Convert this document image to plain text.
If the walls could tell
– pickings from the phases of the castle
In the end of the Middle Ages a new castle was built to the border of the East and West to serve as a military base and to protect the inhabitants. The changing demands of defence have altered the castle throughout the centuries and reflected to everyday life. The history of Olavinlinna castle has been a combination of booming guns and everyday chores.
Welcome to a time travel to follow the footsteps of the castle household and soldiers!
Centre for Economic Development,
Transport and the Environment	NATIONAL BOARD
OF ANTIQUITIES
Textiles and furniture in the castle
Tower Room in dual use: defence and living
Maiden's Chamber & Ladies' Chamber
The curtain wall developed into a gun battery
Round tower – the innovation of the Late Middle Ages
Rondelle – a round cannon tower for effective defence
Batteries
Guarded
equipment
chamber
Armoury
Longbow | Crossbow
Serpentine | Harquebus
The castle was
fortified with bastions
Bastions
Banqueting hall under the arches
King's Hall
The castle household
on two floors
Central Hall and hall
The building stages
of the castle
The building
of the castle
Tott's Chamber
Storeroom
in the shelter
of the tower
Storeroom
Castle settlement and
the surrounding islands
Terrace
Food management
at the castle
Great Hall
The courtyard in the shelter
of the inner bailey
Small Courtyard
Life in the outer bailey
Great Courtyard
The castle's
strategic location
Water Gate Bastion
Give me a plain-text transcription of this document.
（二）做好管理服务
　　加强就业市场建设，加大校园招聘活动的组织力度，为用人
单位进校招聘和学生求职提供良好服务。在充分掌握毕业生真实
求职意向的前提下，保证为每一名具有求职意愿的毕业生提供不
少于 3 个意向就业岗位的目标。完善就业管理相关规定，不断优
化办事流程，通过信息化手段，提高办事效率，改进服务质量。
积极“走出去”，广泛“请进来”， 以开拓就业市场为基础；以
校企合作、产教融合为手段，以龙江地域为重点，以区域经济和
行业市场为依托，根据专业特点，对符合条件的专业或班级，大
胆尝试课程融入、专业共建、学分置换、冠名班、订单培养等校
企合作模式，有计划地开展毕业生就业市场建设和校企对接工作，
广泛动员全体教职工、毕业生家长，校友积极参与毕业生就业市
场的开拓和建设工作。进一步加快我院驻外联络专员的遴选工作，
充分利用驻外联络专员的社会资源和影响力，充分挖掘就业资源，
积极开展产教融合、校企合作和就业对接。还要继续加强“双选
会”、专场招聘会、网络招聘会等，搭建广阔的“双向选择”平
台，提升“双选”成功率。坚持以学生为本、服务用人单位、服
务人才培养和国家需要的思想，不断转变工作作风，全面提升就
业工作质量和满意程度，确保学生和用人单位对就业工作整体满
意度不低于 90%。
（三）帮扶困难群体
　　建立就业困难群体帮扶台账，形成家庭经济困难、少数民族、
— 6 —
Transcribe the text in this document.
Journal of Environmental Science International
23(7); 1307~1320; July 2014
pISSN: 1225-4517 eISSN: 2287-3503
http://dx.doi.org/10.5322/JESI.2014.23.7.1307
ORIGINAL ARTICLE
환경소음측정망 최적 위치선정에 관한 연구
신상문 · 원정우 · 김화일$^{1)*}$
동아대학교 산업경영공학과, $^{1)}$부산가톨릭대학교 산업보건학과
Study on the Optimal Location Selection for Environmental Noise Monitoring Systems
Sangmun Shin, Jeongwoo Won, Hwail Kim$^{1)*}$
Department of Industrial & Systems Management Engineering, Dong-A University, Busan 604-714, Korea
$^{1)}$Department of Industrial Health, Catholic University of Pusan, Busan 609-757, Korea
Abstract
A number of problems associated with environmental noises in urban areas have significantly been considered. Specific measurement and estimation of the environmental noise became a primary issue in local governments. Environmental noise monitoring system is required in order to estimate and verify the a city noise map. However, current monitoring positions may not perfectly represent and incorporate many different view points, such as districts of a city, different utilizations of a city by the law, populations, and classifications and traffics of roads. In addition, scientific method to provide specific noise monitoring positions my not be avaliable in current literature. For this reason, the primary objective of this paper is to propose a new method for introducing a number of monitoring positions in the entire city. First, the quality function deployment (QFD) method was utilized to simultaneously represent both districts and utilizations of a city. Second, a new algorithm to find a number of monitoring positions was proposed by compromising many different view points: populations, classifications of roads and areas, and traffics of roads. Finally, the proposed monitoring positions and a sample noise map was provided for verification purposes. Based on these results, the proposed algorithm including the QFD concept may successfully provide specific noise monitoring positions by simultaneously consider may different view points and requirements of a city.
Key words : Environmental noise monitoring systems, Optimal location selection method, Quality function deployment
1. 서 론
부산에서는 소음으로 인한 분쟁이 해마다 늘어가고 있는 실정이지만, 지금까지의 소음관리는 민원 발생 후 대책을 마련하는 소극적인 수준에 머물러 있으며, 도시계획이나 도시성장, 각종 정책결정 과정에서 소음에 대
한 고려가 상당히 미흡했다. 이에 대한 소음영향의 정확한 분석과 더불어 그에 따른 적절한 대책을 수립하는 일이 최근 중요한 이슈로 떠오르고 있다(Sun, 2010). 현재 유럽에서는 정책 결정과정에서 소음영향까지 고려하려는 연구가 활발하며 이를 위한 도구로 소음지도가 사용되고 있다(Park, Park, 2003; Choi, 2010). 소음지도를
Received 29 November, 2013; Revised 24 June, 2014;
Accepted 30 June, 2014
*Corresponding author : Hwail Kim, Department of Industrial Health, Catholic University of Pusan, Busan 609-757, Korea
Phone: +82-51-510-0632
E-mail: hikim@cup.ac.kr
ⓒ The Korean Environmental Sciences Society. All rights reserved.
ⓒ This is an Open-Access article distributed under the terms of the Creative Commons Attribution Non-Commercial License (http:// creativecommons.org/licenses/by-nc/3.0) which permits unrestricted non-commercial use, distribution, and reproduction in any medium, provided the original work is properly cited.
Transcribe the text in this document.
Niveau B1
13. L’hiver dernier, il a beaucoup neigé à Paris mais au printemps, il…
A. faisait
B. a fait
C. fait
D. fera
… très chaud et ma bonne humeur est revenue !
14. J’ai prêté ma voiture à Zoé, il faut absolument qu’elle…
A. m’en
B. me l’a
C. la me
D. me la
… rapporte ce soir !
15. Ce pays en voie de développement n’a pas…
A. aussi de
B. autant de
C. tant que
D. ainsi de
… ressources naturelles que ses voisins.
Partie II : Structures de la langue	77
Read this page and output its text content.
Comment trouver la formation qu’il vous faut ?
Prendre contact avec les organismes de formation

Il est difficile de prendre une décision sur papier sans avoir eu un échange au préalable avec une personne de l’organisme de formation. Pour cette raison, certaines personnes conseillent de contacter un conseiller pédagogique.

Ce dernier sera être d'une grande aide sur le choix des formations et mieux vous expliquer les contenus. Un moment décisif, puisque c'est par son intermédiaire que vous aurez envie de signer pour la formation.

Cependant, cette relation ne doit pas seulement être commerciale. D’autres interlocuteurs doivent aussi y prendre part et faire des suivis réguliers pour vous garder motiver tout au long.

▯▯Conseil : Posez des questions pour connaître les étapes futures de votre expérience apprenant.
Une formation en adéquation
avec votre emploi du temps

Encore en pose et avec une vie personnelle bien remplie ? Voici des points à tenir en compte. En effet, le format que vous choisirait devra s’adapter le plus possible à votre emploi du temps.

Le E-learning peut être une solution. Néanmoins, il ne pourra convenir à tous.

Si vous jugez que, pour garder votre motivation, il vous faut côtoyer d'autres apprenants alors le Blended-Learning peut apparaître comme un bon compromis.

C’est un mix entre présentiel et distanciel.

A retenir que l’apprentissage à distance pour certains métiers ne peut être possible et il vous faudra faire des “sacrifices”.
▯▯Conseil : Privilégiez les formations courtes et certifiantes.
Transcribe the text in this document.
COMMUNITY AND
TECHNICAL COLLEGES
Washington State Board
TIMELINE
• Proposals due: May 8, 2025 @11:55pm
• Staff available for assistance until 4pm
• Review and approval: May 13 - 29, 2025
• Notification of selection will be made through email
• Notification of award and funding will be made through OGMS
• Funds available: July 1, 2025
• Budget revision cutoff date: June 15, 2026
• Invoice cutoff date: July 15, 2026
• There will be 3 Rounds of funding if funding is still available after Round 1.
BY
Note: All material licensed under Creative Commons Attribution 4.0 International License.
——————————
Problem details
Check each line above for the string "International" and show the ones that have it.

Response to the exercise
Journal of Environmental Science International
Note: All material licensed under Creative Commons Attribution 4.0 International License.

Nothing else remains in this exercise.